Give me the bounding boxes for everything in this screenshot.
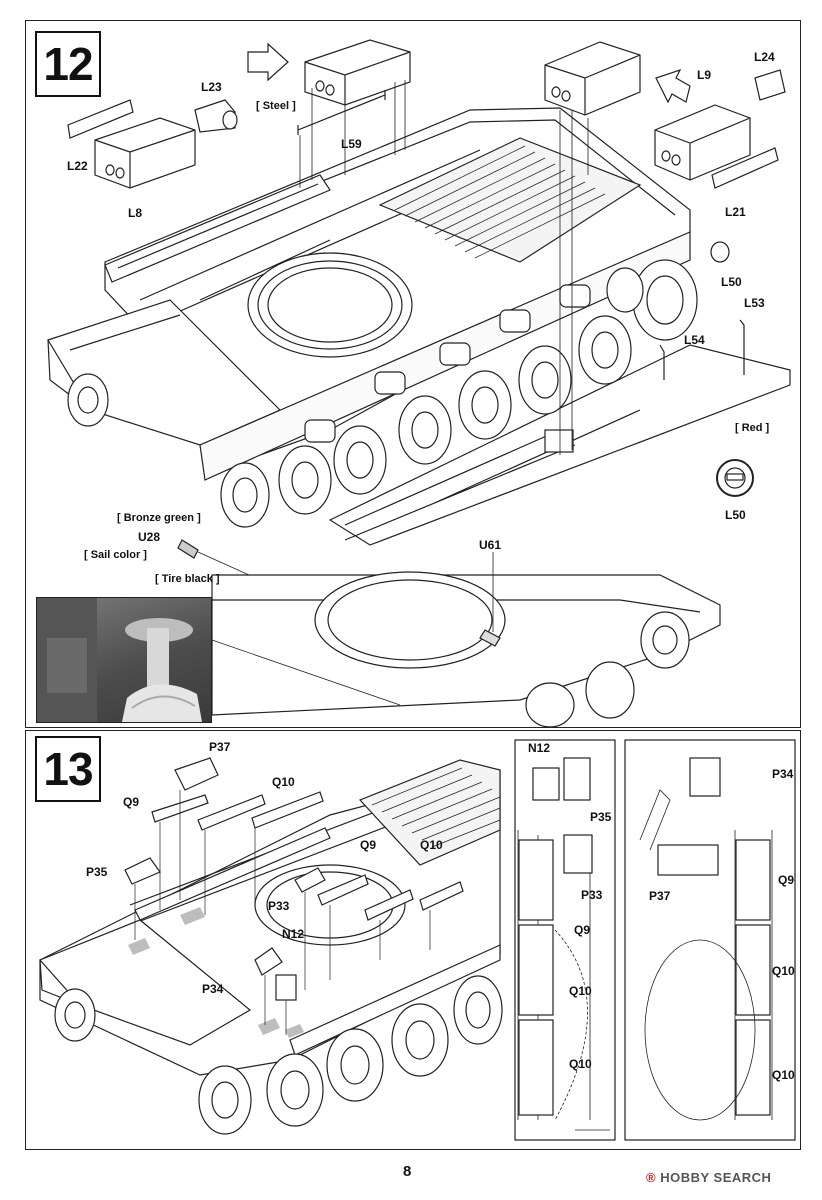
detail-right-p34: P34 [772, 767, 794, 781]
label-l21: L21 [725, 205, 746, 219]
label-q9-a: Q9 [123, 795, 140, 809]
label-q10-b: Q10 [420, 838, 443, 852]
label-q9-b: Q9 [360, 838, 377, 852]
watermark-brand: HOBBY SEARCH [660, 1170, 772, 1185]
label-p34: P34 [202, 982, 224, 996]
label-p35: P35 [86, 865, 108, 879]
label-l22: L22 [67, 159, 88, 173]
label-bronze-green: [ Bronze green ] [117, 512, 201, 524]
label-l9: L9 [697, 68, 712, 82]
step-13-number: 13 [35, 736, 101, 802]
reference-photo [36, 597, 212, 723]
label-sail-color: [ Sail color ] [84, 549, 147, 561]
label-l23: L23 [201, 80, 222, 94]
label-l8: L8 [128, 206, 143, 220]
detail-left-q10-b: Q10 [569, 1057, 592, 1071]
detail-right-q10-b: Q10 [772, 1068, 795, 1082]
label-p33: P33 [268, 899, 290, 913]
label-l24: L24 [754, 50, 775, 64]
detail-left-n12: N12 [528, 741, 551, 755]
label-q10-a: Q10 [272, 775, 295, 789]
label-p37: P37 [209, 740, 231, 754]
detail-right-q10-a: Q10 [772, 964, 795, 978]
detail-left-p33: P33 [581, 888, 603, 902]
detail-right-p37: P37 [649, 889, 671, 903]
label-l59: L59 [341, 137, 362, 151]
label-l53: L53 [744, 296, 765, 310]
label-tire-black: [ Tire black ] [155, 573, 220, 585]
label-l50-bottom: L50 [725, 508, 746, 522]
watermark: ® HOBBY SEARCH [646, 1170, 771, 1185]
watermark-icon: ® [646, 1170, 657, 1185]
detail-left-q10-a: Q10 [569, 984, 592, 998]
label-red: [ Red ] [735, 422, 770, 434]
label-u28: U28 [138, 530, 161, 544]
detail-left-p35: P35 [590, 810, 612, 824]
detail-right-q9: Q9 [778, 873, 795, 887]
page-number: 8 [403, 1163, 412, 1180]
label-u61: U61 [479, 538, 502, 552]
label-n12: N12 [282, 927, 305, 941]
detail-left-q9: Q9 [574, 923, 591, 937]
label-steel: [ Steel ] [256, 100, 296, 112]
step-12-number: 12 [35, 31, 101, 97]
label-l50-top: L50 [721, 275, 742, 289]
label-l54: L54 [684, 333, 705, 347]
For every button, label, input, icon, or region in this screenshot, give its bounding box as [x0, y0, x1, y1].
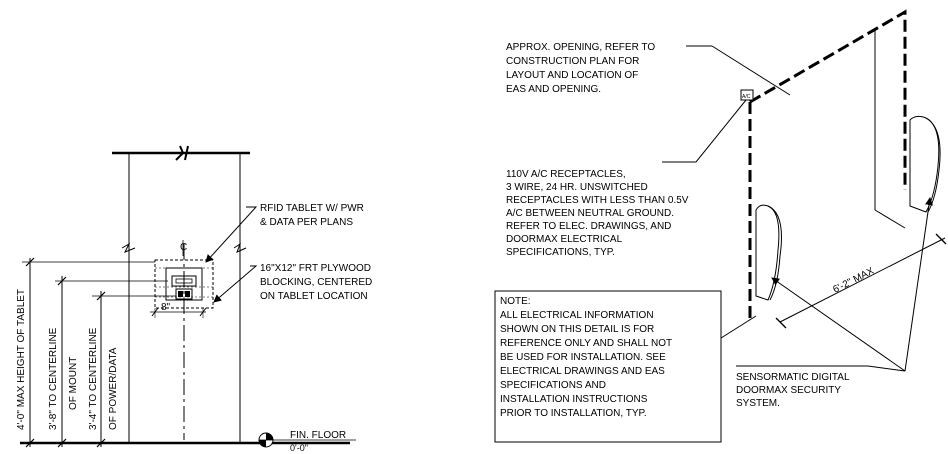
mount-dimension-label-1: 3'-8" TO CENTERLINE	[48, 327, 59, 430]
receptacle-note-line-7: SPECIFICATIONS, TYP.	[506, 247, 615, 258]
sensormatic-note-line-1: SENSORMATIC DIGITAL	[736, 372, 850, 383]
isometric-opening: A/C	[740, 9, 907, 318]
opening-note-line-3: LAYOUT AND LOCATION OF	[506, 70, 638, 81]
power-dimension-label-1: 3'-4" TO CENTERLINE	[88, 327, 99, 430]
doormax-pedestals	[755, 115, 941, 301]
note-line-1: NOTE:	[500, 296, 531, 307]
note-line-6: ELECTRICAL DRAWINGS AND EAS	[500, 366, 665, 377]
rfid-tablet-note-line-2: & DATA PER PLANS	[260, 217, 353, 228]
vertical-dimensions: 4'-0" MAX HEIGHT OF TABLET 3'-8" TO CENT…	[16, 257, 176, 448]
note-line-2: ALL ELECTRICAL INFORMATION	[500, 310, 654, 321]
note-line-4: REFERENCE ONLY AND SHALL NOT	[500, 338, 672, 349]
floor-elevation-label: 0'-0"	[290, 443, 308, 453]
rfid-tablet-note-line-1: RFID TABLET W/ PWR	[260, 203, 364, 214]
receptacle-note-line-6: DOORMAX ELECTRICAL	[506, 234, 623, 245]
opening-note-line-2: CONSTRUCTION PLAN FOR	[506, 56, 639, 67]
blocking-note-line-2: BLOCKING, CENTERED	[260, 277, 372, 288]
floor-elevation-marker: FIN. FLOOR 0'-0"	[258, 430, 356, 453]
sensormatic-note-line-3: SYSTEM.	[736, 398, 780, 409]
sensormatic-leader: SENSORMATIC DIGITAL DOORMAX SECURITY SYS…	[736, 197, 933, 409]
note-line-3: SHOWN ON THIS DETAIL IS FOR	[500, 324, 654, 335]
blocking-note-line-1: 16"X12" FRT PLYWOOD	[260, 263, 371, 274]
receptacle-note-line-3: RECEPTACLES WITH LESS THAN 0.5V	[506, 195, 689, 206]
max-width-label: 6'-2" MAX	[831, 266, 876, 296]
note-line-5: BE USED FOR INSTALLATION. SEE	[500, 352, 666, 363]
max-width-dimension: 6'-2" MAX	[775, 233, 947, 329]
centerline-symbol: C	[180, 242, 187, 253]
ac-box-label: A/C	[742, 94, 751, 100]
receptacle-note-line-1: 110V A/C RECEPTACLES,	[506, 169, 626, 180]
receptacle-note-line-5: REFER TO ELEC. DRAWINGS, AND	[506, 221, 671, 232]
mount-dimension-label-2: OF MOUNT	[68, 357, 79, 410]
note-line-9: PRIOR TO INSTALLATION, TYP.	[500, 408, 647, 419]
receptacle-note-line-4: A/C BETWEEN NEUTRAL GROUND.	[506, 208, 674, 219]
max-height-dimension-label: 4'-0" MAX HEIGHT OF TABLET	[16, 289, 27, 430]
rfid-leader: RFID TABLET W/ PWR & DATA PER PLANS	[205, 203, 364, 263]
tablet-assembly: C 8"	[150, 240, 214, 318]
sensormatic-note-line-2: DOORMAX SECURITY	[736, 385, 841, 396]
opening-note-line-1: APPROX. OPENING, REFER TO	[506, 42, 655, 53]
note-line-8: INSTALLATION INSTRUCTIONS	[500, 394, 648, 405]
note-line-7: SPECIFICATIONS AND	[500, 380, 606, 391]
receptacle-note-line-2: 3 WIRE, 24 HR. UNSWITCHED	[506, 182, 648, 193]
fin-floor-label: FIN. FLOOR	[290, 430, 346, 441]
opening-leader: APPROX. OPENING, REFER TO CONSTRUCTION P…	[506, 42, 791, 96]
receptacle-leader: 110V A/C RECEPTACLES, 3 WIRE, 24 HR. UNS…	[506, 99, 747, 258]
left-wall-elevation	[20, 145, 350, 445]
power-dimension-label-2: OF POWER/DATA	[108, 347, 119, 430]
blocking-note-line-3: ON TABLET LOCATION	[260, 291, 368, 302]
general-note-box: NOTE: ALL ELECTRICAL INFORMATION SHOWN O…	[494, 290, 757, 443]
blocking-leader: 16"X12" FRT PLYWOOD BLOCKING, CENTERED O…	[213, 263, 372, 303]
opening-note-line-4: EAS AND OPENING.	[506, 84, 601, 95]
tablet-width-dimension: 8"	[161, 302, 171, 313]
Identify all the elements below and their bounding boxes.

Work instructions:
Reproduce all of the lines above word for word, omitting the pictures.

Exercise response:
Give me the bounding boxes for everything in this screenshot.
detail-right-p34: P34 [772, 767, 794, 781]
label-l21: L21 [725, 205, 746, 219]
label-q9-a: Q9 [123, 795, 140, 809]
label-q10-b: Q10 [420, 838, 443, 852]
label-q9-b: Q9 [360, 838, 377, 852]
watermark-brand: HOBBY SEARCH [660, 1170, 772, 1185]
label-p34: P34 [202, 982, 224, 996]
label-p35: P35 [86, 865, 108, 879]
label-l22: L22 [67, 159, 88, 173]
label-bronze-green: [ Bronze green ] [117, 512, 201, 524]
label-l9: L9 [697, 68, 712, 82]
step-13-number: 13 [35, 736, 101, 802]
reference-photo [36, 597, 212, 723]
label-sail-color: [ Sail color ] [84, 549, 147, 561]
label-l23: L23 [201, 80, 222, 94]
label-l8: L8 [128, 206, 143, 220]
detail-left-q10-b: Q10 [569, 1057, 592, 1071]
detail-right-q10-b: Q10 [772, 1068, 795, 1082]
label-p33: P33 [268, 899, 290, 913]
label-l24: L24 [754, 50, 775, 64]
detail-left-n12: N12 [528, 741, 551, 755]
label-q10-a: Q10 [272, 775, 295, 789]
label-p37: P37 [209, 740, 231, 754]
detail-right-q10-a: Q10 [772, 964, 795, 978]
detail-left-p33: P33 [581, 888, 603, 902]
detail-right-p37: P37 [649, 889, 671, 903]
label-l59: L59 [341, 137, 362, 151]
label-l53: L53 [744, 296, 765, 310]
label-tire-black: [ Tire black ] [155, 573, 220, 585]
label-l50-bottom: L50 [725, 508, 746, 522]
watermark: ® HOBBY SEARCH [646, 1170, 771, 1185]
watermark-icon: ® [646, 1170, 657, 1185]
detail-left-q10-a: Q10 [569, 984, 592, 998]
label-red: [ Red ] [735, 422, 770, 434]
label-u28: U28 [138, 530, 161, 544]
detail-left-p35: P35 [590, 810, 612, 824]
detail-right-q9: Q9 [778, 873, 795, 887]
page-number: 8 [403, 1163, 412, 1180]
label-u61: U61 [479, 538, 502, 552]
label-n12: N12 [282, 927, 305, 941]
detail-left-q9: Q9 [574, 923, 591, 937]
label-steel: [ Steel ] [256, 100, 296, 112]
step-12-number: 12 [35, 31, 101, 97]
label-l50-top: L50 [721, 275, 742, 289]
label-l54: L54 [684, 333, 705, 347]
For every button, label, input, icon, or region in this screenshot, give its bounding box as [x0, y0, x1, y1].
mount-dimension-label-1: 3'-8" TO CENTERLINE	[48, 327, 59, 430]
receptacle-note-line-7: SPECIFICATIONS, TYP.	[506, 247, 615, 258]
sensormatic-note-line-1: SENSORMATIC DIGITAL	[736, 372, 850, 383]
isometric-opening: A/C	[740, 9, 907, 318]
opening-note-line-3: LAYOUT AND LOCATION OF	[506, 70, 638, 81]
power-dimension-label-1: 3'-4" TO CENTERLINE	[88, 327, 99, 430]
doormax-pedestals	[755, 115, 941, 301]
note-line-1: NOTE:	[500, 296, 531, 307]
note-line-6: ELECTRICAL DRAWINGS AND EAS	[500, 366, 665, 377]
rfid-tablet-note-line-2: & DATA PER PLANS	[260, 217, 353, 228]
vertical-dimensions: 4'-0" MAX HEIGHT OF TABLET 3'-8" TO CENT…	[16, 257, 176, 448]
note-line-2: ALL ELECTRICAL INFORMATION	[500, 310, 654, 321]
note-line-4: REFERENCE ONLY AND SHALL NOT	[500, 338, 672, 349]
floor-elevation-label: 0'-0"	[290, 443, 308, 453]
rfid-tablet-note-line-1: RFID TABLET W/ PWR	[260, 203, 364, 214]
receptacle-note-line-6: DOORMAX ELECTRICAL	[506, 234, 623, 245]
opening-note-line-2: CONSTRUCTION PLAN FOR	[506, 56, 639, 67]
blocking-note-line-2: BLOCKING, CENTERED	[260, 277, 372, 288]
floor-elevation-marker: FIN. FLOOR 0'-0"	[258, 430, 356, 453]
sensormatic-note-line-3: SYSTEM.	[736, 398, 780, 409]
sensormatic-leader: SENSORMATIC DIGITAL DOORMAX SECURITY SYS…	[736, 197, 933, 409]
note-line-3: SHOWN ON THIS DETAIL IS FOR	[500, 324, 654, 335]
blocking-note-line-1: 16"X12" FRT PLYWOOD	[260, 263, 371, 274]
receptacle-note-line-3: RECEPTACLES WITH LESS THAN 0.5V	[506, 195, 689, 206]
max-width-label: 6'-2" MAX	[831, 266, 876, 296]
note-line-5: BE USED FOR INSTALLATION. SEE	[500, 352, 666, 363]
max-width-dimension: 6'-2" MAX	[775, 233, 947, 329]
centerline-symbol: C	[180, 242, 187, 253]
ac-box-label: A/C	[742, 94, 751, 100]
receptacle-note-line-1: 110V A/C RECEPTACLES,	[506, 169, 626, 180]
receptacle-note-line-5: REFER TO ELEC. DRAWINGS, AND	[506, 221, 671, 232]
mount-dimension-label-2: OF MOUNT	[68, 357, 79, 410]
note-line-9: PRIOR TO INSTALLATION, TYP.	[500, 408, 647, 419]
receptacle-note-line-4: A/C BETWEEN NEUTRAL GROUND.	[506, 208, 674, 219]
max-height-dimension-label: 4'-0" MAX HEIGHT OF TABLET	[16, 289, 27, 430]
rfid-leader: RFID TABLET W/ PWR & DATA PER PLANS	[205, 203, 364, 263]
tablet-assembly: C 8"	[150, 240, 214, 318]
sensormatic-note-line-2: DOORMAX SECURITY	[736, 385, 841, 396]
opening-note-line-1: APPROX. OPENING, REFER TO	[506, 42, 655, 53]
note-line-8: INSTALLATION INSTRUCTIONS	[500, 394, 648, 405]
note-line-7: SPECIFICATIONS AND	[500, 380, 606, 391]
receptacle-note-line-2: 3 WIRE, 24 HR. UNSWITCHED	[506, 182, 648, 193]
fin-floor-label: FIN. FLOOR	[290, 430, 346, 441]
opening-leader: APPROX. OPENING, REFER TO CONSTRUCTION P…	[506, 42, 791, 96]
receptacle-leader: 110V A/C RECEPTACLES, 3 WIRE, 24 HR. UNS…	[506, 99, 747, 258]
left-wall-elevation	[20, 145, 350, 445]
power-dimension-label-2: OF POWER/DATA	[108, 347, 119, 430]
blocking-note-line-3: ON TABLET LOCATION	[260, 291, 368, 302]
general-note-box: NOTE: ALL ELECTRICAL INFORMATION SHOWN O…	[494, 290, 757, 443]
blocking-leader: 16"X12" FRT PLYWOOD BLOCKING, CENTERED O…	[213, 263, 372, 303]
opening-note-line-4: EAS AND OPENING.	[506, 84, 601, 95]
tablet-width-dimension: 8"	[161, 302, 171, 313]
Identify all the elements below and their bounding boxes.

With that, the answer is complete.